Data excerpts
=-=-=

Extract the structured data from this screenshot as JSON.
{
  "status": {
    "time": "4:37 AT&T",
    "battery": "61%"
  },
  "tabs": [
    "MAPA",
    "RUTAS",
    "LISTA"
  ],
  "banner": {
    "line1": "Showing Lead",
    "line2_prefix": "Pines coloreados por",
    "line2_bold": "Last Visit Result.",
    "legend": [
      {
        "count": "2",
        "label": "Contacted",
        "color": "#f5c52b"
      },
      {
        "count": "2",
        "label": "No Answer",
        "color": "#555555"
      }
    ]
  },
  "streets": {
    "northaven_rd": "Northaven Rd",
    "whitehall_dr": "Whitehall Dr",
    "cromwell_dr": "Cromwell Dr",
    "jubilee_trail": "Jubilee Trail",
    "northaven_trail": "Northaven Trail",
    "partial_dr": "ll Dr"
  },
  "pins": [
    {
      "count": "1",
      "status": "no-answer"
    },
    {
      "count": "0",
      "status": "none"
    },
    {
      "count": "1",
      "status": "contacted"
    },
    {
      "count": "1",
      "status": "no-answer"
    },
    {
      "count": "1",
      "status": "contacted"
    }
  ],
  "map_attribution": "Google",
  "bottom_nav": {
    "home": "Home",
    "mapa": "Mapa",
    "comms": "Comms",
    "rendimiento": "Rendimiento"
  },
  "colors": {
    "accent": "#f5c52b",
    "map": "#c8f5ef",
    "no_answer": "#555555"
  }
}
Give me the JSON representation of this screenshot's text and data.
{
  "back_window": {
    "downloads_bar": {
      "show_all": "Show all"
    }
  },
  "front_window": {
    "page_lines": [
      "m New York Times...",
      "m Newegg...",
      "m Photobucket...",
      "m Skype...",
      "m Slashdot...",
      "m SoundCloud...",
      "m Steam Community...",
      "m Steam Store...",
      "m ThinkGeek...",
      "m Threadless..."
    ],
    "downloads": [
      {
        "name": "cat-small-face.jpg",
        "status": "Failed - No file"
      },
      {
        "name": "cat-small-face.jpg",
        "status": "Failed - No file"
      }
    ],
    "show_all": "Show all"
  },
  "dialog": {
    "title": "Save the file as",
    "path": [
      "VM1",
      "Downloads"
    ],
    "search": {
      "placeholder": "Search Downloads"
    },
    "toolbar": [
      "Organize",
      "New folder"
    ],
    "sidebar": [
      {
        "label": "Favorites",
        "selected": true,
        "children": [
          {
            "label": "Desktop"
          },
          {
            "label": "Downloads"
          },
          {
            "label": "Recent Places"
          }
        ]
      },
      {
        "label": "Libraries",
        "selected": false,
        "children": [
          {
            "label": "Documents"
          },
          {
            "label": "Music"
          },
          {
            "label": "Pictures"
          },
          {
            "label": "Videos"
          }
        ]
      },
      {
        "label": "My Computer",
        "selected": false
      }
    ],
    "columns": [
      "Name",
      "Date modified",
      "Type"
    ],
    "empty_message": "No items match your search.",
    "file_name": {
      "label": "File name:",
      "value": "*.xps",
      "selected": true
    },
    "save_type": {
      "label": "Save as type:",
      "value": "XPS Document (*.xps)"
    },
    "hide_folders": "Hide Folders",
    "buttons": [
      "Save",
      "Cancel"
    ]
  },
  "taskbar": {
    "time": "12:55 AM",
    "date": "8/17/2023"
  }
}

=-=-=

◆ WHAT TO DO
Repeat each record in full; every line must match exactly.

◆ TASK OUTPUT
Extract the structured data from this screenshot as JSON.
{
  "status": {
    "time": "4:37 AT&T",
    "battery": "61%"
  },
  "tabs": [
    "MAPA",
    "RUTAS",
    "LISTA"
  ],
  "banner": {
    "line1": "Showing Lead",
    "line2_prefix": "Pines coloreados por",
    "line2_bold": "Last Visit Result.",
    "legend": [
      {
        "count": "2",
        "label": "Contacted",
        "color": "#f5c52b"
      },
      {
        "count": "2",
        "label": "No Answer",
        "color": "#555555"
      }
    ]
  },
  "streets": {
    "northaven_rd": "Northaven Rd",
    "whitehall_dr": "Whitehall Dr",
    "cromwell_dr": "Cromwell Dr",
    "jubilee_trail": "Jubilee Trail",
    "northaven_trail": "Northaven Trail",
    "partial_dr": "ll Dr"
  },
  "pins": [
    {
      "count": "1",
      "status": "no-answer"
    },
    {
      "count": "0",
      "status": "none"
    },
    {
      "count": "1",
      "status": "contacted"
    },
    {
      "count": "1",
      "status": "no-answer"
    },
    {
      "count": "1",
      "status": "contacted"
    }
  ],
  "map_attribution": "Google",
  "bottom_nav": {
    "home": "Home",
    "mapa": "Mapa",
    "comms": "Comms",
    "rendimiento": "Rendimiento"
  },
  "colors": {
    "accent": "#f5c52b",
    "map": "#c8f5ef",
    "no_answer": "#555555"
  }
}
Give me the JSON representation of this screenshot's text and data.
{
  "back_window": {
    "downloads_bar": {
      "show_all": "Show all"
    }
  },
  "front_window": {
    "page_lines": [
      "m New York Times...",
      "m Newegg...",
      "m Photobucket...",
      "m Skype...",
      "m Slashdot...",
      "m SoundCloud...",
      "m Steam Community...",
      "m Steam Store...",
      "m ThinkGeek...",
      "m Threadless..."
    ],
    "downloads": [
      {
        "name": "cat-small-face.jpg",
        "status": "Failed - No file"
      },
      {
        "name": "cat-small-face.jpg",
        "status": "Failed - No file"
      }
    ],
    "show_all": "Show all"
  },
  "dialog": {
    "title": "Save the file as",
    "path": [
      "VM1",
      "Downloads"
    ],
    "search": {
      "placeholder": "Search Downloads"
    },
    "toolbar": [
      "Organize",
      "New folder"
    ],
    "sidebar": [
      {
        "label": "Favorites",
        "selected": true,
        "children": [
          {
            "label": "Desktop"
          },
          {
            "label": "Downloads"
          },
          {
            "label": "Recent Places"
          }
        ]
      },
      {
        "label": "Libraries",
        "selected": false,
        "children": [
          {
            "label": "Documents"
          },
          {
            "label": "Music"
          },
          {
            "label": "Pictures"
          },
          {
            "label": "Videos"
          }
        ]
      },
      {
        "label": "My Computer",
        "selected": false
      }
    ],
    "columns": [
      "Name",
      "Date modified",
      "Type"
    ],
    "empty_message": "No items match your search.",
    "file_name": {
      "label": "File name:",
      "value": "*.xps",
      "selected": true
    },
    "save_type": {
      "label": "Save as type:",
      "value": "XPS Document (*.xps)"
    },
    "hide_folders": "Hide Folders",
    "buttons": [
      "Save",
      "Cancel"
    ]
  },
  "taskbar": {
    "time": "12:55 AM",
    "date": "8/17/2023"
  }
}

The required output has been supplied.